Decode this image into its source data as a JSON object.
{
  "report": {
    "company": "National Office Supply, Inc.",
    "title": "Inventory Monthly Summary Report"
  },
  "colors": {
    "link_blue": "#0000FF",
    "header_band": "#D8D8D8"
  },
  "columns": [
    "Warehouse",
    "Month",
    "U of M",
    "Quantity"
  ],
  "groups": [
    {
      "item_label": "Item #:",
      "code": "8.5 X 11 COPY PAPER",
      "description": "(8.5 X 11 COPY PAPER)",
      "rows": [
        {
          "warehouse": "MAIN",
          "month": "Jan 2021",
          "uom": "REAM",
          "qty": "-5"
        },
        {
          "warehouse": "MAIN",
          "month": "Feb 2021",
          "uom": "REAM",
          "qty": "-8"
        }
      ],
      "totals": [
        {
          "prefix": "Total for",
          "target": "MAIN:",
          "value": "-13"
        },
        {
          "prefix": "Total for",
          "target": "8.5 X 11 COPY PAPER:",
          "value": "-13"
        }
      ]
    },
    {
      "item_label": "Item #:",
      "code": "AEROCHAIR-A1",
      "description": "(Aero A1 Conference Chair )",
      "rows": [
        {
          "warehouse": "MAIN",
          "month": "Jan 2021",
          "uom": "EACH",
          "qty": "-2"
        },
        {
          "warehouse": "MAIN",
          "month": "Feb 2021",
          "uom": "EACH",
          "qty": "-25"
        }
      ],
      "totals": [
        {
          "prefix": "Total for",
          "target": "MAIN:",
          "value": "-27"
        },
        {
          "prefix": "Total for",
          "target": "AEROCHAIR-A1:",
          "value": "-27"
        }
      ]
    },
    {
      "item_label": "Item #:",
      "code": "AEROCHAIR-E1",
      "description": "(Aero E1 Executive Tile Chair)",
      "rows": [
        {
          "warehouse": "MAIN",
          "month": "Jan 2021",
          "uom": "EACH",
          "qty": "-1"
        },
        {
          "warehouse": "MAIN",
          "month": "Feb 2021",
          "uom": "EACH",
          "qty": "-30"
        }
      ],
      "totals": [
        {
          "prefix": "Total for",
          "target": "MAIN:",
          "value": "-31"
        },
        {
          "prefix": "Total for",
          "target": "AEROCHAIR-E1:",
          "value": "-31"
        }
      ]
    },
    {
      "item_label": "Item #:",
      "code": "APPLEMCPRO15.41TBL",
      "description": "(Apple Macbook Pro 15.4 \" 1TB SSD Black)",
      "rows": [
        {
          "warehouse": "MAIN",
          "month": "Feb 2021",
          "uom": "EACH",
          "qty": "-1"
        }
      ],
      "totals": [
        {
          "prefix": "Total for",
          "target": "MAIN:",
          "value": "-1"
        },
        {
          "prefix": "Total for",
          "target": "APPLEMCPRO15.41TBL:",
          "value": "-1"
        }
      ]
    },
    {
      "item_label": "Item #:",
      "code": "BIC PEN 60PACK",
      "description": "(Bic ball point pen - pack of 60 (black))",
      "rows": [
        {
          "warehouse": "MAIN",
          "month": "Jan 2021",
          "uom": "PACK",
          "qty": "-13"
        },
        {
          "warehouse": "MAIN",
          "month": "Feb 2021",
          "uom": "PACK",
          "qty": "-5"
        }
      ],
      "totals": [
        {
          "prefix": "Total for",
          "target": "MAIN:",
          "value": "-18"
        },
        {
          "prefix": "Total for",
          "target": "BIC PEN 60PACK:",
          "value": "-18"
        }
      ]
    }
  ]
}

——————————

Exercise brief. Reproduce the data in its entirety, matching each character.

Written answer.
Decode this image into its source data as a JSON object.
{
  "report": {
    "company": "National Office Supply, Inc.",
    "title": "Inventory Monthly Summary Report"
  },
  "colors": {
    "link_blue": "#0000FF",
    "header_band": "#D8D8D8"
  },
  "columns": [
    "Warehouse",
    "Month",
    "U of M",
    "Quantity"
  ],
  "groups": [
    {
      "item_label": "Item #:",
      "code": "8.5 X 11 COPY PAPER",
      "description": "(8.5 X 11 COPY PAPER)",
      "rows": [
        {
          "warehouse": "MAIN",
          "month": "Jan 2021",
          "uom": "REAM",
          "qty": "-5"
        },
        {
          "warehouse": "MAIN",
          "month": "Feb 2021",
          "uom": "REAM",
          "qty": "-8"
        }
      ],
      "totals": [
        {
          "prefix": "Total for",
          "target": "MAIN:",
          "value": "-13"
        },
        {
          "prefix": "Total for",
          "target": "8.5 X 11 COPY PAPER:",
          "value": "-13"
        }
      ]
    },
    {
      "item_label": "Item #:",
      "code": "AEROCHAIR-A1",
      "description": "(Aero A1 Conference Chair )",
      "rows": [
        {
          "warehouse": "MAIN",
          "month": "Jan 2021",
          "uom": "EACH",
          "qty": "-2"
        },
        {
          "warehouse": "MAIN",
          "month": "Feb 2021",
          "uom": "EACH",
          "qty": "-25"
        }
      ],
      "totals": [
        {
          "prefix": "Total for",
          "target": "MAIN:",
          "value": "-27"
        },
        {
          "prefix": "Total for",
          "target": "AEROCHAIR-A1:",
          "value": "-27"
        }
      ]
    },
    {
      "item_label": "Item #:",
      "code": "AEROCHAIR-E1",
      "description": "(Aero E1 Executive Tile Chair)",
      "rows": [
        {
          "warehouse": "MAIN",
          "month": "Jan 2021",
          "uom": "EACH",
          "qty": "-1"
        },
        {
          "warehouse": "MAIN",
          "month": "Feb 2021",
          "uom": "EACH",
          "qty": "-30"
        }
      ],
      "totals": [
        {
          "prefix": "Total for",
          "target": "MAIN:",
          "value": "-31"
        },
        {
          "prefix": "Total for",
          "target": "AEROCHAIR-E1:",
          "value": "-31"
        }
      ]
    },
    {
      "item_label": "Item #:",
      "code": "APPLEMCPRO15.41TBL",
      "description": "(Apple Macbook Pro 15.4 \" 1TB SSD Black)",
      "rows": [
        {
          "warehouse": "MAIN",
          "month": "Feb 2021",
          "uom": "EACH",
          "qty": "-1"
        }
      ],
      "totals": [
        {
          "prefix": "Total for",
          "target": "MAIN:",
          "value": "-1"
        },
        {
          "prefix": "Total for",
          "target": "APPLEMCPRO15.41TBL:",
          "value": "-1"
        }
      ]
    },
    {
      "item_label": "Item #:",
      "code": "BIC PEN 60PACK",
      "description": "(Bic ball point pen - pack of 60 (black))",
      "rows": [
        {
          "warehouse": "MAIN",
          "month": "Jan 2021",
          "uom": "PACK",
          "qty": "-13"
        },
        {
          "warehouse": "MAIN",
          "month": "Feb 2021",
          "uom": "PACK",
          "qty": "-5"
        }
      ],
      "totals": [
        {
          "prefix": "Total for",
          "target": "MAIN:",
          "value": "-18"
        },
        {
          "prefix": "Total for",
          "target": "BIC PEN 60PACK:",
          "value": "-18"
        }
      ]
    }
  ]
}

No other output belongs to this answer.